- _SHORT EXERCISE_: Write out the full set of records below exactly.

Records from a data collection
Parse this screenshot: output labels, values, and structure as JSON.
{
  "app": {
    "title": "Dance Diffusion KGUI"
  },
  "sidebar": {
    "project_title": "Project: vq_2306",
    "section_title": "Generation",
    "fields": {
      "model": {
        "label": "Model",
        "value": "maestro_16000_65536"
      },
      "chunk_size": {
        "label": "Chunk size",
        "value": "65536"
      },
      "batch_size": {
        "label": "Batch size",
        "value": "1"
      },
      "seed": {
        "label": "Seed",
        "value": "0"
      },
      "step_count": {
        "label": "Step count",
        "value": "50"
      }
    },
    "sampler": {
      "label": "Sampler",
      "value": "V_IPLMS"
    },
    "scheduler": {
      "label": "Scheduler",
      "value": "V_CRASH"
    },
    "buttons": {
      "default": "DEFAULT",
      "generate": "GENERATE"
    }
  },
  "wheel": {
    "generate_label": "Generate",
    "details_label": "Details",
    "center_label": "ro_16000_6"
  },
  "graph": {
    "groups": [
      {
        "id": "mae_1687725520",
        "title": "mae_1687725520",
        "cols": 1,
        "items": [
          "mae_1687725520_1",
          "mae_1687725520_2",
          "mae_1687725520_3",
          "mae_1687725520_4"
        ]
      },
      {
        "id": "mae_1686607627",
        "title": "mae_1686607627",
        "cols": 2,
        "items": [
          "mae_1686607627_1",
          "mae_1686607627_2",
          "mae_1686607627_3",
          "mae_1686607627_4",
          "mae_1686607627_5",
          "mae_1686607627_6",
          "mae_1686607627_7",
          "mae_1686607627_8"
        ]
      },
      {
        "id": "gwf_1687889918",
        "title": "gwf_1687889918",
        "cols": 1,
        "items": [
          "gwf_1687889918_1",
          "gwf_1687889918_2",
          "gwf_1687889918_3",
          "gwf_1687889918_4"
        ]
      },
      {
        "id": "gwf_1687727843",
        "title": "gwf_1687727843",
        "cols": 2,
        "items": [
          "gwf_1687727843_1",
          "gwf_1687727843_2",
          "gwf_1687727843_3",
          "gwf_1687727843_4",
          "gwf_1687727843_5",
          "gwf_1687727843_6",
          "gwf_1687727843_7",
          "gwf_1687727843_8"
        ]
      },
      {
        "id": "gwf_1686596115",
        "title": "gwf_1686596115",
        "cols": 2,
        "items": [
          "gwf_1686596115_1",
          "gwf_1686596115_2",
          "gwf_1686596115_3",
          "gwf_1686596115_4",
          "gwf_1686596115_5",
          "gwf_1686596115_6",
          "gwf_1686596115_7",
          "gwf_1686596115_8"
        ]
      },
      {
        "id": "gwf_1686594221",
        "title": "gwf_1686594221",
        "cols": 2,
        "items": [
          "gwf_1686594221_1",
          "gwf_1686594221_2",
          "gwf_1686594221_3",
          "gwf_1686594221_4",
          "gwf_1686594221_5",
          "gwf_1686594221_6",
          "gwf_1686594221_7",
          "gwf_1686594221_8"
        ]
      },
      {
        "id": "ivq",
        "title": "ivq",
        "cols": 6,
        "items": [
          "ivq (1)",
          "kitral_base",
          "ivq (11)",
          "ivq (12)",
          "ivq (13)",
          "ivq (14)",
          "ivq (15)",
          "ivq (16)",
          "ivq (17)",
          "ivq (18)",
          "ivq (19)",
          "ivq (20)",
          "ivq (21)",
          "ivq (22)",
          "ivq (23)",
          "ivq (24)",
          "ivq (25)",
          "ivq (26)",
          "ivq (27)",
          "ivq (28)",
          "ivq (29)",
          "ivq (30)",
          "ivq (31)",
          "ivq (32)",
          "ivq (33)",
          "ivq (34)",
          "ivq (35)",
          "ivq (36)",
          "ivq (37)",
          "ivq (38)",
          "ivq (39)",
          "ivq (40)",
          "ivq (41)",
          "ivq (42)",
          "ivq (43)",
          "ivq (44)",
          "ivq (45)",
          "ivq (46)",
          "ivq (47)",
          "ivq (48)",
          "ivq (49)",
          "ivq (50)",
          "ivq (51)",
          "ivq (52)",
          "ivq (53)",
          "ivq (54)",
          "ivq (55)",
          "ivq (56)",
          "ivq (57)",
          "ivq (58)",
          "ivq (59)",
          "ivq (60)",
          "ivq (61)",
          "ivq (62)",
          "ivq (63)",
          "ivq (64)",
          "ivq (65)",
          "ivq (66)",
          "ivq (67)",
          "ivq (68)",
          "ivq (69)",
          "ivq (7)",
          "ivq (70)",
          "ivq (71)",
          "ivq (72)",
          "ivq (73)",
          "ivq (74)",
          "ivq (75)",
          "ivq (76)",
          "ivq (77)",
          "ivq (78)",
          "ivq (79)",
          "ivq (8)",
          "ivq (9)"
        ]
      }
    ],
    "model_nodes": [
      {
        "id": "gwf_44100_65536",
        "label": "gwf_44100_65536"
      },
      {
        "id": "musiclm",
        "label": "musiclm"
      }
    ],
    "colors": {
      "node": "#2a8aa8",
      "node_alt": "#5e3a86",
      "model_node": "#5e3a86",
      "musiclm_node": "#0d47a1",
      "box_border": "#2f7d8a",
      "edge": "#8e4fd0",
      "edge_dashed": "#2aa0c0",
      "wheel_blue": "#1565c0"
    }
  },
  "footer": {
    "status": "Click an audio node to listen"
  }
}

- _EXPECTED ANSWER_:
Parse this screenshot: output labels, values, and structure as JSON.
{
  "app": {
    "title": "Dance Diffusion KGUI"
  },
  "sidebar": {
    "project_title": "Project: vq_2306",
    "section_title": "Generation",
    "fields": {
      "model": {
        "label": "Model",
        "value": "maestro_16000_65536"
      },
      "chunk_size": {
        "label": "Chunk size",
        "value": "65536"
      },
      "batch_size": {
        "label": "Batch size",
        "value": "1"
      },
      "seed": {
        "label": "Seed",
        "value": "0"
      },
      "step_count": {
        "label": "Step count",
        "value": "50"
      }
    },
    "sampler": {
      "label": "Sampler",
      "value": "V_IPLMS"
    },
    "scheduler": {
      "label": "Scheduler",
      "value": "V_CRASH"
    },
    "buttons": {
      "default": "DEFAULT",
      "generate": "GENERATE"
    }
  },
  "wheel": {
    "generate_label": "Generate",
    "details_label": "Details",
    "center_label": "ro_16000_6"
  },
  "graph": {
    "groups": [
      {
        "id": "mae_1687725520",
        "title": "mae_1687725520",
        "cols": 1,
        "items": [
          "mae_1687725520_1",
          "mae_1687725520_2",
          "mae_1687725520_3",
          "mae_1687725520_4"
        ]
      },
      {
        "id": "mae_1686607627",
        "title": "mae_1686607627",
        "cols": 2,
        "items": [
          "mae_1686607627_1",
          "mae_1686607627_2",
          "mae_1686607627_3",
          "mae_1686607627_4",
          "mae_1686607627_5",
          "mae_1686607627_6",
          "mae_1686607627_7",
          "mae_1686607627_8"
        ]
      },
      {
        "id": "gwf_1687889918",
        "title": "gwf_1687889918",
        "cols": 1,
        "items": [
          "gwf_1687889918_1",
          "gwf_1687889918_2",
          "gwf_1687889918_3",
          "gwf_1687889918_4"
        ]
      },
      {
        "id": "gwf_1687727843",
        "title": "gwf_1687727843",
        "cols": 2,
        "items": [
          "gwf_1687727843_1",
          "gwf_1687727843_2",
          "gwf_1687727843_3",
          "gwf_1687727843_4",
          "gwf_1687727843_5",
          "gwf_1687727843_6",
          "gwf_1687727843_7",
          "gwf_1687727843_8"
        ]
      },
      {
        "id": "gwf_1686596115",
        "title": "gwf_1686596115",
        "cols": 2,
        "items": [
          "gwf_1686596115_1",
          "gwf_1686596115_2",
          "gwf_1686596115_3",
          "gwf_1686596115_4",
          "gwf_1686596115_5",
          "gwf_1686596115_6",
          "gwf_1686596115_7",
          "gwf_1686596115_8"
        ]
      },
      {
        "id": "gwf_1686594221",
        "title": "gwf_1686594221",
        "cols": 2,
        "items": [
          "gwf_1686594221_1",
          "gwf_1686594221_2",
          "gwf_1686594221_3",
          "gwf_1686594221_4",
          "gwf_1686594221_5",
          "gwf_1686594221_6",
          "gwf_1686594221_7",
          "gwf_1686594221_8"
        ]
      },
      {
        "id": "ivq",
        "title": "ivq",
        "cols": 6,
        "items": [
          "ivq (1)",
          "kitral_base",
          "ivq (11)",
          "ivq (12)",
          "ivq (13)",
          "ivq (14)",
          "ivq (15)",
          "ivq (16)",
          "ivq (17)",
          "ivq (18)",
          "ivq (19)",
          "ivq (20)",
          "ivq (21)",
          "ivq (22)",
          "ivq (23)",
          "ivq (24)",
          "ivq (25)",
          "ivq (26)",
          "ivq (27)",
          "ivq (28)",
          "ivq (29)",
          "ivq (30)",
          "ivq (31)",
          "ivq (32)",
          "ivq (33)",
          "ivq (34)",
          "ivq (35)",
          "ivq (36)",
          "ivq (37)",
          "ivq (38)",
          "ivq (39)",
          "ivq (40)",
          "ivq (41)",
          "ivq (42)",
          "ivq (43)",
          "ivq (44)",
          "ivq (45)",
          "ivq (46)",
          "ivq (47)",
          "ivq (48)",
          "ivq (49)",
          "ivq (50)",
          "ivq (51)",
          "ivq (52)",
          "ivq (53)",
          "ivq (54)",
          "ivq (55)",
          "ivq (56)",
          "ivq (57)",
          "ivq (58)",
          "ivq (59)",
          "ivq (60)",
          "ivq (61)",
          "ivq (62)",
          "ivq (63)",
          "ivq (64)",
          "ivq (65)",
          "ivq (66)",
          "ivq (67)",
          "ivq (68)",
          "ivq (69)",
          "ivq (7)",
          "ivq (70)",
          "ivq (71)",
          "ivq (72)",
          "ivq (73)",
          "ivq (74)",
          "ivq (75)",
          "ivq (76)",
          "ivq (77)",
          "ivq (78)",
          "ivq (79)",
          "ivq (8)",
          "ivq (9)"
        ]
      }
    ],
    "model_nodes": [
      {
        "id": "gwf_44100_65536",
        "label": "gwf_44100_65536"
      },
      {
        "id": "musiclm",
        "label": "musiclm"
      }
    ],
    "colors": {
      "node": "#2a8aa8",
      "node_alt": "#5e3a86",
      "model_node": "#5e3a86",
      "musiclm_node": "#0d47a1",
      "box_border": "#2f7d8a",
      "edge": "#8e4fd0",
      "edge_dashed": "#2aa0c0",
      "wheel_blue": "#1565c0"
    }
  },
  "footer": {
    "status": "Click an audio node to listen"
  }
}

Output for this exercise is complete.